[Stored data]

=====

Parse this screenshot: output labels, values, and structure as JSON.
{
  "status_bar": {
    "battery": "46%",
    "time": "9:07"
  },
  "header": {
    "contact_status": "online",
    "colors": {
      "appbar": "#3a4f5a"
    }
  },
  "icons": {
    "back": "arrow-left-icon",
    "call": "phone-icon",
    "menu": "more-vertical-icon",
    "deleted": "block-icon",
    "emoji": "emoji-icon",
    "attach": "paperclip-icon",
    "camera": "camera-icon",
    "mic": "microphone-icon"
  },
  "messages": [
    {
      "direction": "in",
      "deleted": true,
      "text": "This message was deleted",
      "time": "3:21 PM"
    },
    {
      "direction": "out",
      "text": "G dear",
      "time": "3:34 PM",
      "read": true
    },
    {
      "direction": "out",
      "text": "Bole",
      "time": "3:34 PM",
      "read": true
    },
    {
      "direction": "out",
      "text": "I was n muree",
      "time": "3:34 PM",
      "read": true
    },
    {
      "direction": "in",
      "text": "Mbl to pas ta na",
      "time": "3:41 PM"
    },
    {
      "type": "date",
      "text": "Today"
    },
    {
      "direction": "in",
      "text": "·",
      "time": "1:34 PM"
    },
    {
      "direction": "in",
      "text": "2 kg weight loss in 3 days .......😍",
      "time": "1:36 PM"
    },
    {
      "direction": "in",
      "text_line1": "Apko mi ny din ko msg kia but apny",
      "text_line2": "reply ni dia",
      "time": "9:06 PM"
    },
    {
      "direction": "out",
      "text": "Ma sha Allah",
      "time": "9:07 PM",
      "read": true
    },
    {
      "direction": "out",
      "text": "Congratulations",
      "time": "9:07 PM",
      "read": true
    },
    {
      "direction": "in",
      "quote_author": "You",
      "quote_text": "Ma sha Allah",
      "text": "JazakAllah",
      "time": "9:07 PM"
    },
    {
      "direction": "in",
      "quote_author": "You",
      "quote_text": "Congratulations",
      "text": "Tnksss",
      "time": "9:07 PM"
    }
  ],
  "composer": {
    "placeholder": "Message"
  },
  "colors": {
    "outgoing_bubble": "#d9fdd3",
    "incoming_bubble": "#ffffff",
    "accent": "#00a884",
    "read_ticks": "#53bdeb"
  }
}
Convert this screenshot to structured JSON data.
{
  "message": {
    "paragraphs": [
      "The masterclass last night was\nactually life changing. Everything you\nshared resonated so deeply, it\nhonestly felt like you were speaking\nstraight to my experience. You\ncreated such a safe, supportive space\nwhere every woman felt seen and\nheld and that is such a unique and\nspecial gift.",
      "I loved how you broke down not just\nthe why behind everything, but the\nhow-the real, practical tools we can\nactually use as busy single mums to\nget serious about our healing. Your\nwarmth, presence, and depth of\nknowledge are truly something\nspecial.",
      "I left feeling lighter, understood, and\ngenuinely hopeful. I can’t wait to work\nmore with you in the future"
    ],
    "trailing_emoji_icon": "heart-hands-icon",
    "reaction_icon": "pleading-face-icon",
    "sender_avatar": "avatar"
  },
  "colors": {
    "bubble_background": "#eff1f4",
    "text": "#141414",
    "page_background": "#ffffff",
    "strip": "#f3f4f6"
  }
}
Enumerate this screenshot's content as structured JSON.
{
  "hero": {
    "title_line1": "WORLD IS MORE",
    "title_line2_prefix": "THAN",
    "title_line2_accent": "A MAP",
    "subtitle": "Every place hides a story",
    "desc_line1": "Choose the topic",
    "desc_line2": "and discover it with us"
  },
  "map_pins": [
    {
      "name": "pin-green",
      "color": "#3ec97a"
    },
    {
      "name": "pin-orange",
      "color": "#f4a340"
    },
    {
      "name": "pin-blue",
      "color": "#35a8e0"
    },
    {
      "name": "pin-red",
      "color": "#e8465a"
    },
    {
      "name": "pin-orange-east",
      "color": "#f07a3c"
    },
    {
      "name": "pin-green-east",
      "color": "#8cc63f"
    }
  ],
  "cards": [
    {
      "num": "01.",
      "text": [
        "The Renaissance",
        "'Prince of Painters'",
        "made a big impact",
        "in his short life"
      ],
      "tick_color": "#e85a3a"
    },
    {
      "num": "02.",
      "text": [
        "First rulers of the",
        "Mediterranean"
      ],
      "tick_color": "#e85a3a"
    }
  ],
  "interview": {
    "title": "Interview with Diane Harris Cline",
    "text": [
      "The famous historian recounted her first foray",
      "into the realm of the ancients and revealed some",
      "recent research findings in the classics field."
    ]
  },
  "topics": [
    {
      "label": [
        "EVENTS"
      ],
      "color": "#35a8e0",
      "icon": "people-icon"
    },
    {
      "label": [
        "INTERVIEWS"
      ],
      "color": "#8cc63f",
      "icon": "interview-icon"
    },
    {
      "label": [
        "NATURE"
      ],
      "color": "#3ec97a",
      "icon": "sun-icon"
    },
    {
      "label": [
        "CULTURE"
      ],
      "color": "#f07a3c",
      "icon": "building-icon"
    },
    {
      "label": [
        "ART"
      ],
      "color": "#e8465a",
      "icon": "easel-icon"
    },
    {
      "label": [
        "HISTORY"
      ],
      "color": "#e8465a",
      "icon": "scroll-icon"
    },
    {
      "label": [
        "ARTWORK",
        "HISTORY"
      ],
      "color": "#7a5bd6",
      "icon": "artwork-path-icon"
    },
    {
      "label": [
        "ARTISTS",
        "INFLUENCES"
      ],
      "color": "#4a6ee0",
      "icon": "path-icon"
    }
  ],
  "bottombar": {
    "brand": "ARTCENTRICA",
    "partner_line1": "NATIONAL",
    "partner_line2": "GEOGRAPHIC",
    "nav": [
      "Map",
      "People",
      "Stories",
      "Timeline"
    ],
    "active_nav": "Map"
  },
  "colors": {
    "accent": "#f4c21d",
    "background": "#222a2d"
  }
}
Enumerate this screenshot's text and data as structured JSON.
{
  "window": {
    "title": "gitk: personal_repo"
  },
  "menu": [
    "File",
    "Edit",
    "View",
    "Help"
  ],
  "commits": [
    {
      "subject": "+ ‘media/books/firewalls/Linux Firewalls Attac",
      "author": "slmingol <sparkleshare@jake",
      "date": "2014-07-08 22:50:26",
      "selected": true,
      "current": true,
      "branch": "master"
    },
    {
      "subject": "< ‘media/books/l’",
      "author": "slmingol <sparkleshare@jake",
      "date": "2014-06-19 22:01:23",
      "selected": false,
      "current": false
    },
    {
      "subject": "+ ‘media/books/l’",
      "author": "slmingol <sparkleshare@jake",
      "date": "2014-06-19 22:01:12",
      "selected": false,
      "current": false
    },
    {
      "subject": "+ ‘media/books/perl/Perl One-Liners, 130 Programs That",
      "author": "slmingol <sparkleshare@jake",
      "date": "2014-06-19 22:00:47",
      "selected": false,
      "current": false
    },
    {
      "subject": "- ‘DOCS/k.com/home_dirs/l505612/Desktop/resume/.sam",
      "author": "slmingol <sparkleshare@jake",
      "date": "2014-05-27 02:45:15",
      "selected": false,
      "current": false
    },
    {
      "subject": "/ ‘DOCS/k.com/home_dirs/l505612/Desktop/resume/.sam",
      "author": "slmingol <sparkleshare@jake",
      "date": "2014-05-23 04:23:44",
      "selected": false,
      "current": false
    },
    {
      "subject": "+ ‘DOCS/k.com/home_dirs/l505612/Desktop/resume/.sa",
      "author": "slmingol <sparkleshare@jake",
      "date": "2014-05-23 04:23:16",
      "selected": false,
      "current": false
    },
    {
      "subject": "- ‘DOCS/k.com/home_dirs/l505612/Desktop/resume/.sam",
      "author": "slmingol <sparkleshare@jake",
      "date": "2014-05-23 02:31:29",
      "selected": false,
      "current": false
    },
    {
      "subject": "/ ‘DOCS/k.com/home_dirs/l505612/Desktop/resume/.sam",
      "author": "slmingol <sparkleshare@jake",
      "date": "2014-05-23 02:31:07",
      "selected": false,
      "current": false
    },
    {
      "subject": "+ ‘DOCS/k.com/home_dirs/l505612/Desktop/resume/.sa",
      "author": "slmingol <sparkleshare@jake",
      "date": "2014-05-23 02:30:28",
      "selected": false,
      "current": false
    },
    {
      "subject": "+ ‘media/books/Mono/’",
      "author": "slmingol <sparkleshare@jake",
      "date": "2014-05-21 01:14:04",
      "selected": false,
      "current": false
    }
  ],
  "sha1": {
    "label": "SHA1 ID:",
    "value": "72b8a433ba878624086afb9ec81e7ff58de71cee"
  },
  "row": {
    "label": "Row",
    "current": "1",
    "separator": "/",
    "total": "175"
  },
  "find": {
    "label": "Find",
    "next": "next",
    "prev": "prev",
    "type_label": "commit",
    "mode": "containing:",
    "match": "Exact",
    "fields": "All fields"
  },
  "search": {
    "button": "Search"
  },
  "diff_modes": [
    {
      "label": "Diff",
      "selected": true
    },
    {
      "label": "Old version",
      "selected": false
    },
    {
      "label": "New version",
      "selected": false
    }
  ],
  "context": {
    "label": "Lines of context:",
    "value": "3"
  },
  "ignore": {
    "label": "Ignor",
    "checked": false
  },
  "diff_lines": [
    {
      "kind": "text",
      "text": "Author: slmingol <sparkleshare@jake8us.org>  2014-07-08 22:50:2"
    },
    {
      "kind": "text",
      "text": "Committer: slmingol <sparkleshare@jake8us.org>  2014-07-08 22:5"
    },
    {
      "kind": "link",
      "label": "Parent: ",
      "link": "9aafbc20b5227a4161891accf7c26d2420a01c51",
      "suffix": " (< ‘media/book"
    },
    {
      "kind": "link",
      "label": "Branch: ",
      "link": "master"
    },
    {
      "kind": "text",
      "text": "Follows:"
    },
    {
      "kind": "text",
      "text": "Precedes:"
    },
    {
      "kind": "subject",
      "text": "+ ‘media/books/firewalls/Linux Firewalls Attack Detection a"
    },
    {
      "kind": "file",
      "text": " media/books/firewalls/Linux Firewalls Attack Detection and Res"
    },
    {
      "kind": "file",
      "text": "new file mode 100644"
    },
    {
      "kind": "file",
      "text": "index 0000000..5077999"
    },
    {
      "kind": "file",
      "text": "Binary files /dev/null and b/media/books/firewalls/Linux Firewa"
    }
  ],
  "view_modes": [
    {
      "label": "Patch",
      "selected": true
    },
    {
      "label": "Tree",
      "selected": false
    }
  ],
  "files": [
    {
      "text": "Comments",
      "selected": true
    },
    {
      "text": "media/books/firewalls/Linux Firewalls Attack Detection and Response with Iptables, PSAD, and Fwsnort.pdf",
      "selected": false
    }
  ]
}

=====

Pull out each line of the listing that holds the string "orange".

      "name": "pin-orange",
      "name": "pin-orange-east",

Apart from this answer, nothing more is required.